Data entries
<<<<

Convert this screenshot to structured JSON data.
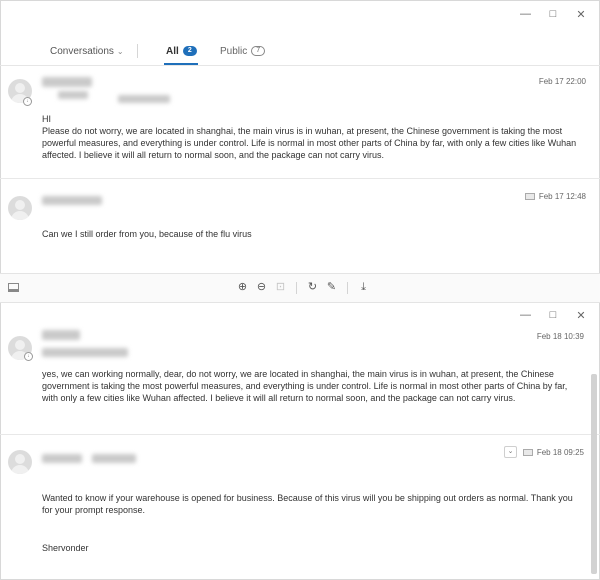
{
  "window": {
    "minimize": "—",
    "maximize": "□",
    "close": "✕"
  },
  "tabs": {
    "conversations_label": "Conversations",
    "conversations_chevron": "⌄",
    "all_label": "All",
    "all_count": "2",
    "public_label": "Public",
    "public_count": "7"
  },
  "messages": [
    {
      "timestamp": "Feb 17 22:00",
      "greeting": "HI",
      "body": "Please do not worry, we are located in shanghai, the main virus is in wuhan, at present, the Chinese government is taking the most powerful measures,  and everything is under control. Life is normal in most other parts of China by far, with only a few cities like Wuhan affected. I believe it will all return to normal soon, and the package can not carry virus."
    },
    {
      "timestamp": "Feb 17 12:48",
      "body": "Can we I still order from you, because of the flu virus"
    },
    {
      "timestamp": "Feb 18 10:39",
      "body": "yes, we can working normally, dear,  do not worry, we are located in shanghai, the main virus is in wuhan, at present, the Chinese government is taking the most powerful measures,  and everything is under control. Life is normal in most other parts of China by far, with only a few cities like Wuhan affected. I believe it will all return to normal soon, and the package can not carry virus."
    },
    {
      "timestamp": "Feb 18 09:25",
      "body": "Wanted to know if your warehouse is opened for business. Because of this virus will you be shipping out orders as normal. Thank you for your prompt response.",
      "signature": "Shervonder"
    }
  ],
  "toolbar": {
    "icons": [
      "panel-icon",
      "zoom-in-icon",
      "zoom-out-icon",
      "fit-icon",
      "rotate-icon",
      "edit-icon",
      "download-icon"
    ],
    "zoom_in": "⊕",
    "zoom_out": "⊖",
    "fit": "⊡",
    "rotate": "↻",
    "edit": "✎",
    "download": "⤓"
  },
  "colors": {
    "accent": "#1f6fba",
    "divider": "#e8e8e8"
  }
}
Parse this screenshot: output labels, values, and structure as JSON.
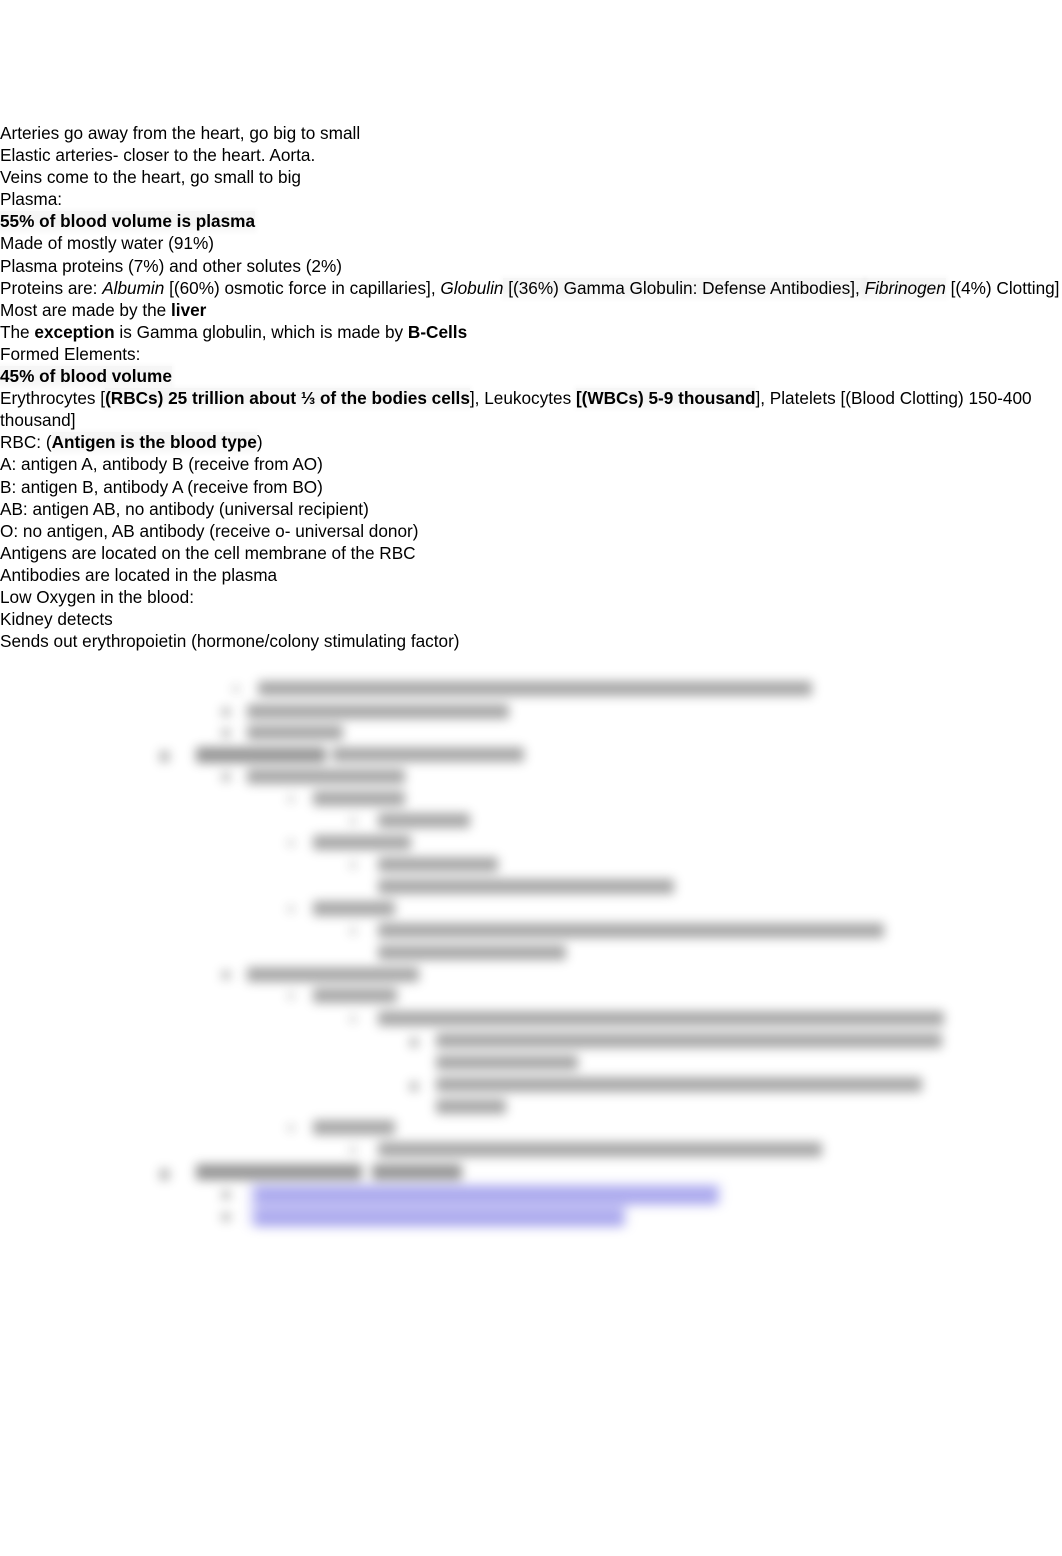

>>>>

**EXERCISE GOAL**. Line count for "only": give the number of lines in the data above that include it, and nothing else.

**SOLUTION FOR THIS EXERCISE**. 2